Give the number of lines that contain the string "今天站在码头上", and nothing else.

Records:
— start —

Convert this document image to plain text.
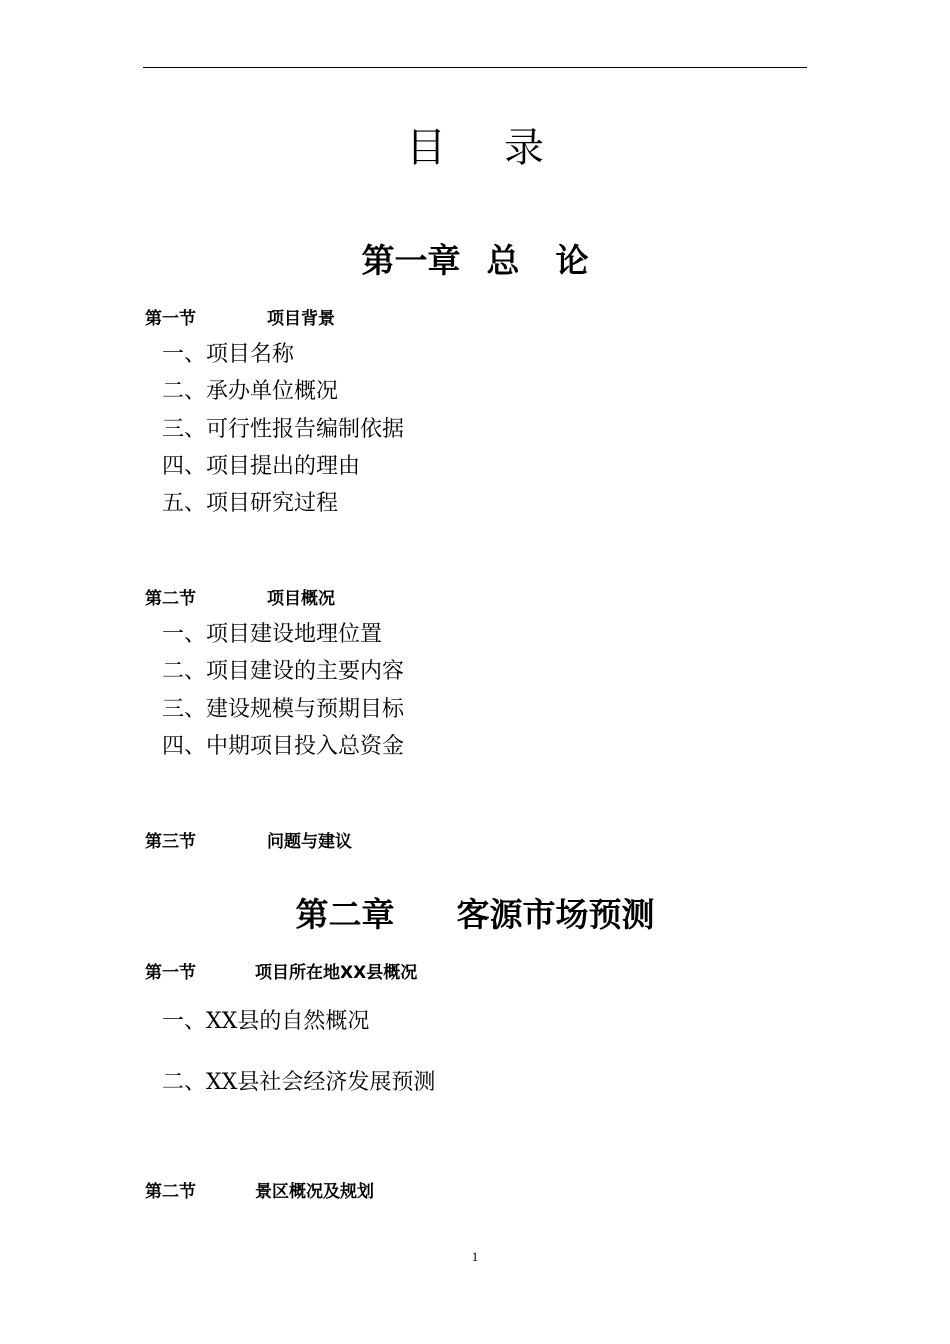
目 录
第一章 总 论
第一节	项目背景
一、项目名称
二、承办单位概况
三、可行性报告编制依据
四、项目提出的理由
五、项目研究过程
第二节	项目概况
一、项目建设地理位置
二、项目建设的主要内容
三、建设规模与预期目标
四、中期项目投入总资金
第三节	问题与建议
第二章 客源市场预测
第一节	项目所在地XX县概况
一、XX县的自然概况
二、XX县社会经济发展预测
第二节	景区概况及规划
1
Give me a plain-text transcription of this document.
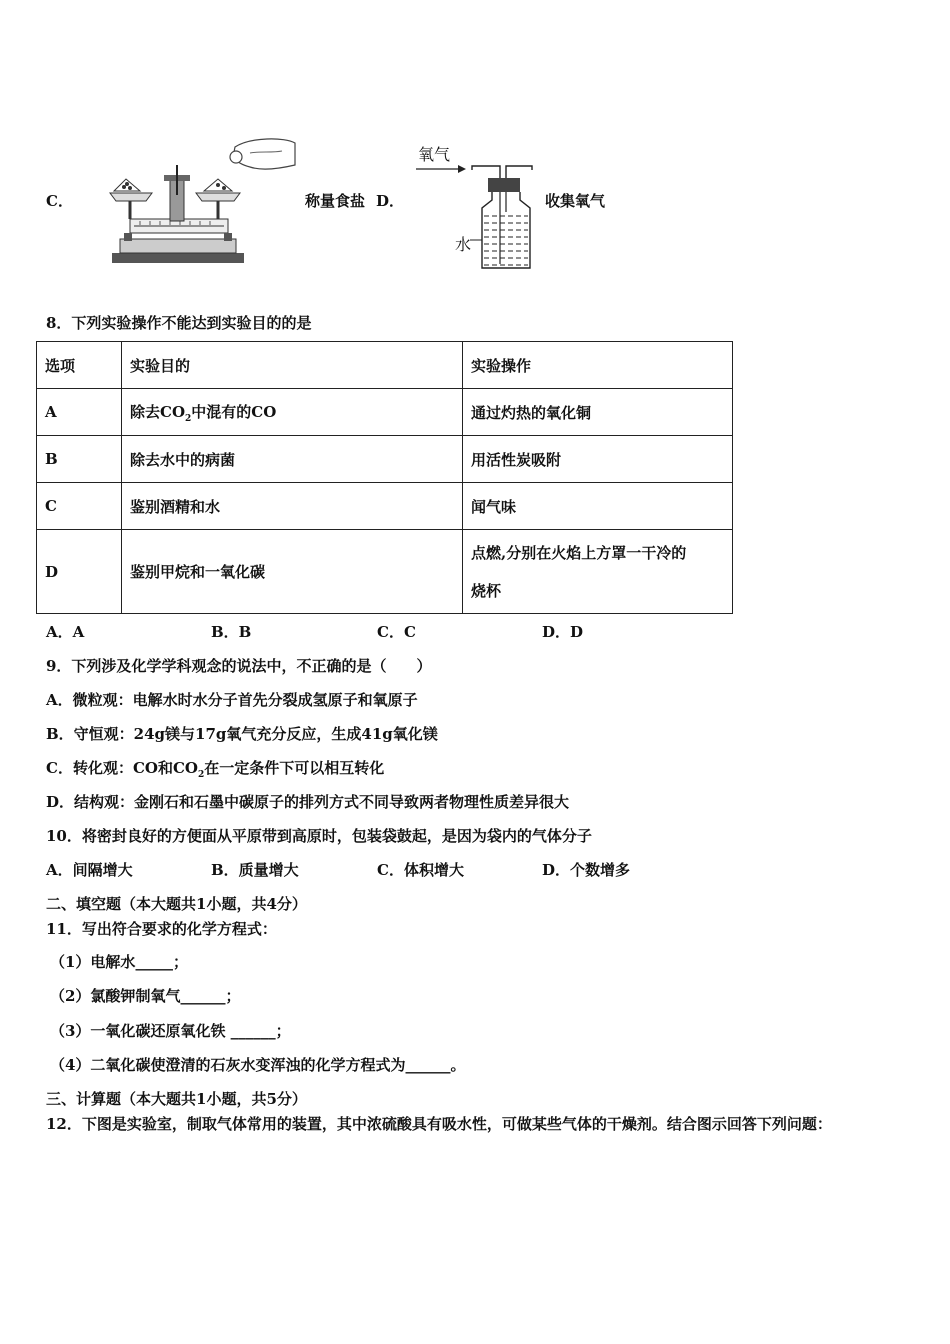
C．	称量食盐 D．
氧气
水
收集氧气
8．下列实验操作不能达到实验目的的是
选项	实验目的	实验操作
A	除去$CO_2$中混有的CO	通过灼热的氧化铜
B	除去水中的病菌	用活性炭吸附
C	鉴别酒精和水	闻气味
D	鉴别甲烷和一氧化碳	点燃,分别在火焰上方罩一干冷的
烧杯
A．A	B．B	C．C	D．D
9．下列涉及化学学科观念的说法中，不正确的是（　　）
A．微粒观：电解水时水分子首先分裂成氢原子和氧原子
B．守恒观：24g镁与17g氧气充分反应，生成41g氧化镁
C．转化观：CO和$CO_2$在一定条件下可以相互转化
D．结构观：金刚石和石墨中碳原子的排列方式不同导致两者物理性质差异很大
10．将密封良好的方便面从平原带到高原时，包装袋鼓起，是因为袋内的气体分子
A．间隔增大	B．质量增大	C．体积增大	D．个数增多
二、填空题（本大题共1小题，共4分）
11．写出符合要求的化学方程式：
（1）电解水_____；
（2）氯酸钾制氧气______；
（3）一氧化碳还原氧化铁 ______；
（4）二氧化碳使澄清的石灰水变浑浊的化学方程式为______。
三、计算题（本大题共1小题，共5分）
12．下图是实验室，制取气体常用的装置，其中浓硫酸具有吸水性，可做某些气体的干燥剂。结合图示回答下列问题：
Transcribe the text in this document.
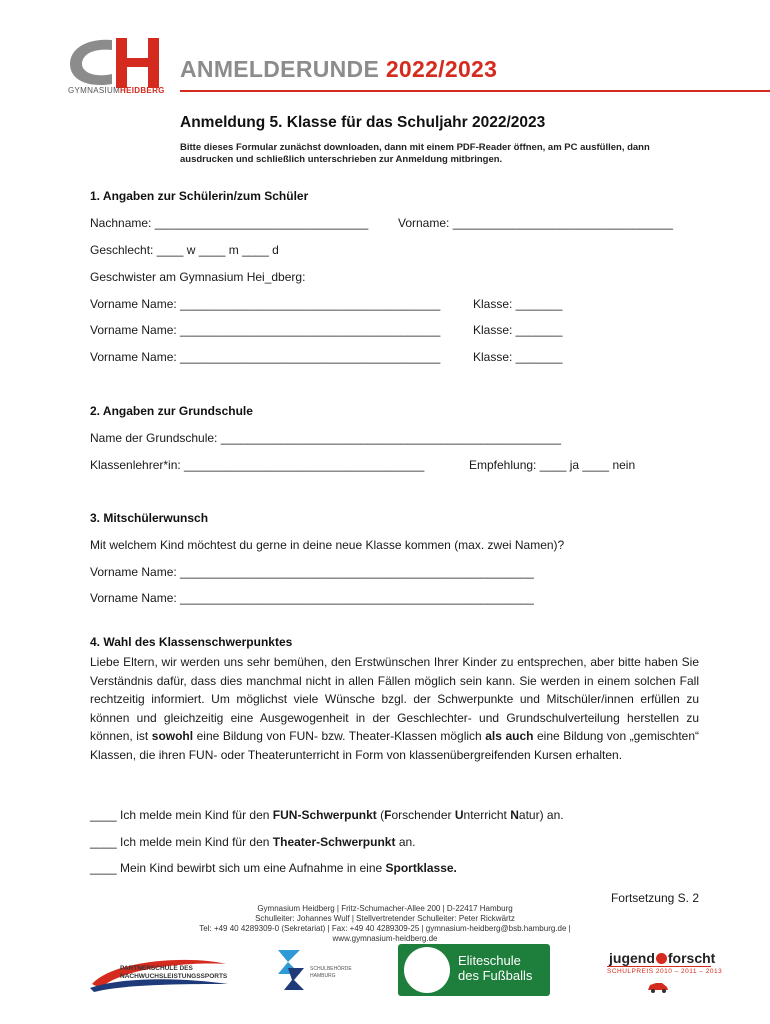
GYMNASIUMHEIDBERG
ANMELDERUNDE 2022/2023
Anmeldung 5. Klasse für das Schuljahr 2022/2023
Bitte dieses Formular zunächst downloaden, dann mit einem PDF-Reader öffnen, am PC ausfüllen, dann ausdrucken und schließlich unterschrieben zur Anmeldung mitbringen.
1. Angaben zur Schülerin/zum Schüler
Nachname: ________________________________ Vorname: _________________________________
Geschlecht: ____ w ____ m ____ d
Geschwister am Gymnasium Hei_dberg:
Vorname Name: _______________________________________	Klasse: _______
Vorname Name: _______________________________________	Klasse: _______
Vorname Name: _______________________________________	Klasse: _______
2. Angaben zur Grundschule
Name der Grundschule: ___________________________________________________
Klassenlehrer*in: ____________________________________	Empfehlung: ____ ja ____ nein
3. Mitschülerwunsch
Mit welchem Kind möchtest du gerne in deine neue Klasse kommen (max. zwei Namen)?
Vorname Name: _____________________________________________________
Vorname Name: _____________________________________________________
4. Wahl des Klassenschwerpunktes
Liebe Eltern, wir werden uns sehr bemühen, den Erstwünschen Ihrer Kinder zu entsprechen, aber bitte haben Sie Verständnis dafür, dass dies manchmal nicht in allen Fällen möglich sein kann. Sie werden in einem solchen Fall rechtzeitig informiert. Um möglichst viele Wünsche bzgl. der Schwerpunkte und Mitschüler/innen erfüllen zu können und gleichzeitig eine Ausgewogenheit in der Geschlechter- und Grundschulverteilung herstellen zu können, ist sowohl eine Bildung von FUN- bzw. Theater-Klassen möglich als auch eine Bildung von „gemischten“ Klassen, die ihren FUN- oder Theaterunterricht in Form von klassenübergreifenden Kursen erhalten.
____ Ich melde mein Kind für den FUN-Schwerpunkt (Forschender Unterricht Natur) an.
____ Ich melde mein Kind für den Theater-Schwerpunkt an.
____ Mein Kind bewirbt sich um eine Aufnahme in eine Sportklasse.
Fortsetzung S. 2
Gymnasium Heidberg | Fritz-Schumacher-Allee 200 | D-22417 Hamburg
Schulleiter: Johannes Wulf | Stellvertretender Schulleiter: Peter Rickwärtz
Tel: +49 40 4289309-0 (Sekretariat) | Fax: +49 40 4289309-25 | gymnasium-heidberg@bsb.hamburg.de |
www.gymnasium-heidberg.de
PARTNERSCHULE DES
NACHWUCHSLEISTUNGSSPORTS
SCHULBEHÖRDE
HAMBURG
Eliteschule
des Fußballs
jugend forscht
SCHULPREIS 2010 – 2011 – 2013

— end —
— start —

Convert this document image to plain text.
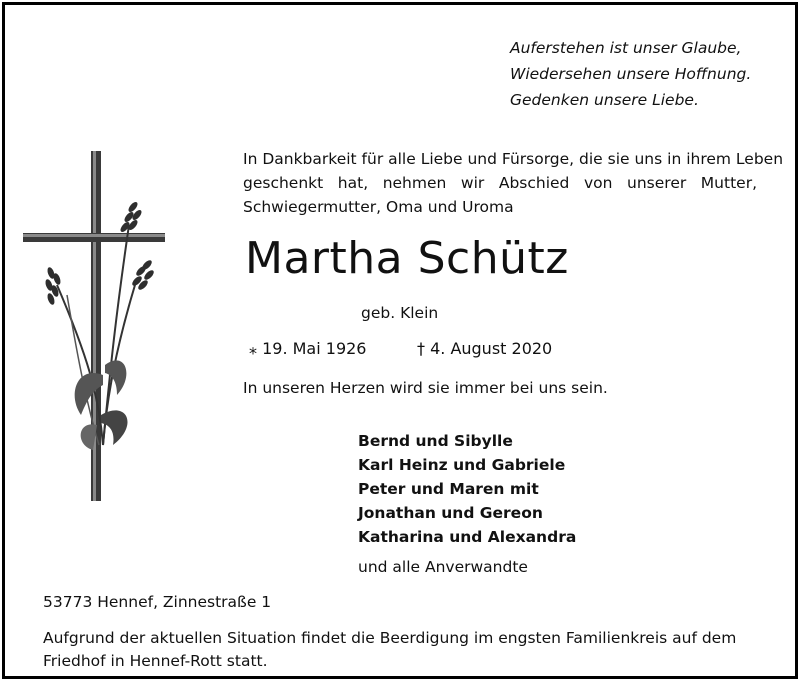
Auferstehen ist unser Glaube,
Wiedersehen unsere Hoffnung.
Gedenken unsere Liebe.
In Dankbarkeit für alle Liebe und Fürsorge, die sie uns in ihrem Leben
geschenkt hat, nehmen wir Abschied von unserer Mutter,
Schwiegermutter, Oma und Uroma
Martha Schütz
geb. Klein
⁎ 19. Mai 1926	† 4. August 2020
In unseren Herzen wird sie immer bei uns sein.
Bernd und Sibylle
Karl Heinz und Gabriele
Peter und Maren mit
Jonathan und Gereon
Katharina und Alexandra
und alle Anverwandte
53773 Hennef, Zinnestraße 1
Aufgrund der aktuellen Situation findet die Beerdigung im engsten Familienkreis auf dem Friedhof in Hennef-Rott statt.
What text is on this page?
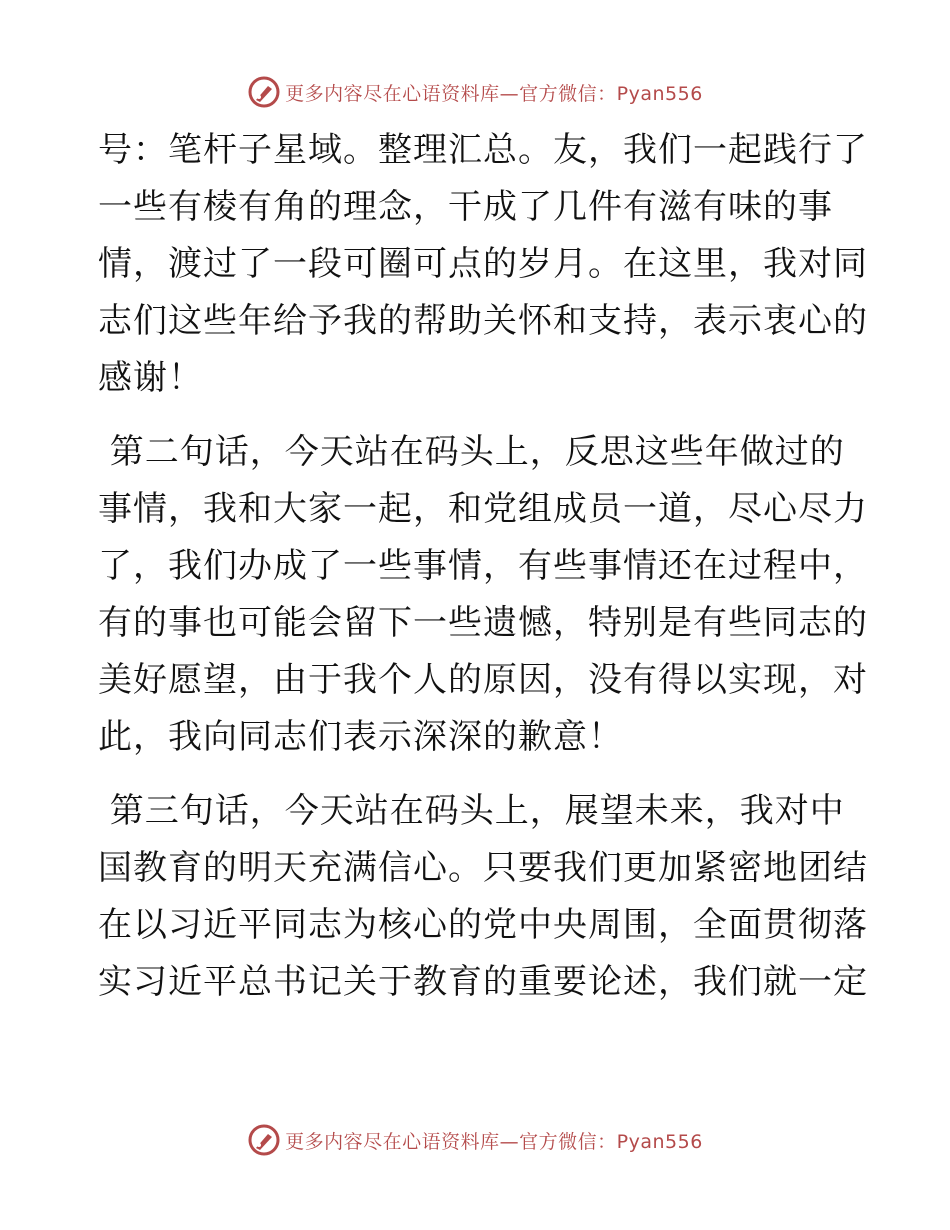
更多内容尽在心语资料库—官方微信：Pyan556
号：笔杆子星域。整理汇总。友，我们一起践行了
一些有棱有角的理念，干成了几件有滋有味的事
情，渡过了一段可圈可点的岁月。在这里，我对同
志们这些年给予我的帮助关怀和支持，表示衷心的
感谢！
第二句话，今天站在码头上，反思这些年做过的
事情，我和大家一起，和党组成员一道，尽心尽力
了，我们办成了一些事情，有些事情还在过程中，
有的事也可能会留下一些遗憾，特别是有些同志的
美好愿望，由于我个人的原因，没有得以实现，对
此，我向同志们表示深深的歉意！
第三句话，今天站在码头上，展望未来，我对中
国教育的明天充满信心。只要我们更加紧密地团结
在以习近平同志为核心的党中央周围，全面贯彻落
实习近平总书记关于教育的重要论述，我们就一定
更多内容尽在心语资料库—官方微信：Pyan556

— end —

» **Output for this task**
2